● **WHAT IS REQUIRED**
The data below must be copied in full and without any change.

● **DATA ENTRIES**
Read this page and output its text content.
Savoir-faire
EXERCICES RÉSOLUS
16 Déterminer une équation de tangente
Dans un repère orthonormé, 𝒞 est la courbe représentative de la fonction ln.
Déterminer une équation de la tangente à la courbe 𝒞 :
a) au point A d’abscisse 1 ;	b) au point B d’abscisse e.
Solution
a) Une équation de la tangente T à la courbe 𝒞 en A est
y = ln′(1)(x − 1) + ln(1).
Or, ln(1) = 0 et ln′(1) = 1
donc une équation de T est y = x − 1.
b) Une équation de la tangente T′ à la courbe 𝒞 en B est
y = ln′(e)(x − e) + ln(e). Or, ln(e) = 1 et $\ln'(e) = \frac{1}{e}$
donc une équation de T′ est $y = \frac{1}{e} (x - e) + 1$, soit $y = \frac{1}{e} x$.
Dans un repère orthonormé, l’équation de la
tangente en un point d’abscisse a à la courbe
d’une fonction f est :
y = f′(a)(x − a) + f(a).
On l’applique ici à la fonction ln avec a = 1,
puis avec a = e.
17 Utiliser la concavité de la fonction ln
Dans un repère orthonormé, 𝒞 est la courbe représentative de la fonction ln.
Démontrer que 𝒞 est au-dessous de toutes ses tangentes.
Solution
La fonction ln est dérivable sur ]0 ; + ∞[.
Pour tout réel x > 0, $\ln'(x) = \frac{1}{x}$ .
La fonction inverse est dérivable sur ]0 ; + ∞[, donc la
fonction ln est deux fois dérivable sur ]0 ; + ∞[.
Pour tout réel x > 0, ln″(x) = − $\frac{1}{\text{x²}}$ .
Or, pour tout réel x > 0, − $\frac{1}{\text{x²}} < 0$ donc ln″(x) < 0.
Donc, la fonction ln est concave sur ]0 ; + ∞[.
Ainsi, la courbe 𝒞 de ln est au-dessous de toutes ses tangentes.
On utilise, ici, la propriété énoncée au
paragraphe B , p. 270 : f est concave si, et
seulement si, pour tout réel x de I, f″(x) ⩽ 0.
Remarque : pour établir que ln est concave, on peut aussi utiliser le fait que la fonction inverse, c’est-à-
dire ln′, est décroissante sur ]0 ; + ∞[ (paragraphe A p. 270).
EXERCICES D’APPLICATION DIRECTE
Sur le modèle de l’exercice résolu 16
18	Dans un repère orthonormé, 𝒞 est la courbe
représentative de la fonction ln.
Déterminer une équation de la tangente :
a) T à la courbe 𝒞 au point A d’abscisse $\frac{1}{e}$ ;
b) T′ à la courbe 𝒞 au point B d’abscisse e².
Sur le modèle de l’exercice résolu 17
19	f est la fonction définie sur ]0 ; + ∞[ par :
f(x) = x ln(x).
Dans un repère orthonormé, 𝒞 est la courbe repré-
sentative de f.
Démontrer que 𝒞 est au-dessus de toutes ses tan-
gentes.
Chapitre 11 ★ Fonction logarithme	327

● **FULL SOLUTION**
Read this page and output its text content.
Savoir-faire
EXERCICES RÉSOLUS
16 Déterminer une équation de tangente
Dans un repère orthonormé, 𝒞 est la courbe représentative de la fonction ln.
Déterminer une équation de la tangente à la courbe 𝒞 :
a) au point A d’abscisse 1 ;	b) au point B d’abscisse e.
Solution
a) Une équation de la tangente T à la courbe 𝒞 en A est
y = ln′(1)(x − 1) + ln(1).
Or, ln(1) = 0 et ln′(1) = 1
donc une équation de T est y = x − 1.
b) Une équation de la tangente T′ à la courbe 𝒞 en B est
y = ln′(e)(x − e) + ln(e). Or, ln(e) = 1 et $\ln'(e) = \frac{1}{e}$
donc une équation de T′ est $y = \frac{1}{e} (x - e) + 1$, soit $y = \frac{1}{e} x$.
Dans un repère orthonormé, l’équation de la
tangente en un point d’abscisse a à la courbe
d’une fonction f est :
y = f′(a)(x − a) + f(a).
On l’applique ici à la fonction ln avec a = 1,
puis avec a = e.
17 Utiliser la concavité de la fonction ln
Dans un repère orthonormé, 𝒞 est la courbe représentative de la fonction ln.
Démontrer que 𝒞 est au-dessous de toutes ses tangentes.
Solution
La fonction ln est dérivable sur ]0 ; + ∞[.
Pour tout réel x > 0, $\ln'(x) = \frac{1}{x}$ .
La fonction inverse est dérivable sur ]0 ; + ∞[, donc la
fonction ln est deux fois dérivable sur ]0 ; + ∞[.
Pour tout réel x > 0, ln″(x) = − $\frac{1}{\text{x²}}$ .
Or, pour tout réel x > 0, − $\frac{1}{\text{x²}} < 0$ donc ln″(x) < 0.
Donc, la fonction ln est concave sur ]0 ; + ∞[.
Ainsi, la courbe 𝒞 de ln est au-dessous de toutes ses tangentes.
On utilise, ici, la propriété énoncée au
paragraphe B , p. 270 : f est concave si, et
seulement si, pour tout réel x de I, f″(x) ⩽ 0.
Remarque : pour établir que ln est concave, on peut aussi utiliser le fait que la fonction inverse, c’est-à-
dire ln′, est décroissante sur ]0 ; + ∞[ (paragraphe A p. 270).
EXERCICES D’APPLICATION DIRECTE
Sur le modèle de l’exercice résolu 16
18	Dans un repère orthonormé, 𝒞 est la courbe
représentative de la fonction ln.
Déterminer une équation de la tangente :
a) T à la courbe 𝒞 au point A d’abscisse $\frac{1}{e}$ ;
b) T′ à la courbe 𝒞 au point B d’abscisse e².
Sur le modèle de l’exercice résolu 17
19	f est la fonction définie sur ]0 ; + ∞[ par :
f(x) = x ln(x).
Dans un repère orthonormé, 𝒞 est la courbe repré-
sentative de f.
Démontrer que 𝒞 est au-dessus de toutes ses tan-
gentes.
Chapitre 11 ★ Fonction logarithme	327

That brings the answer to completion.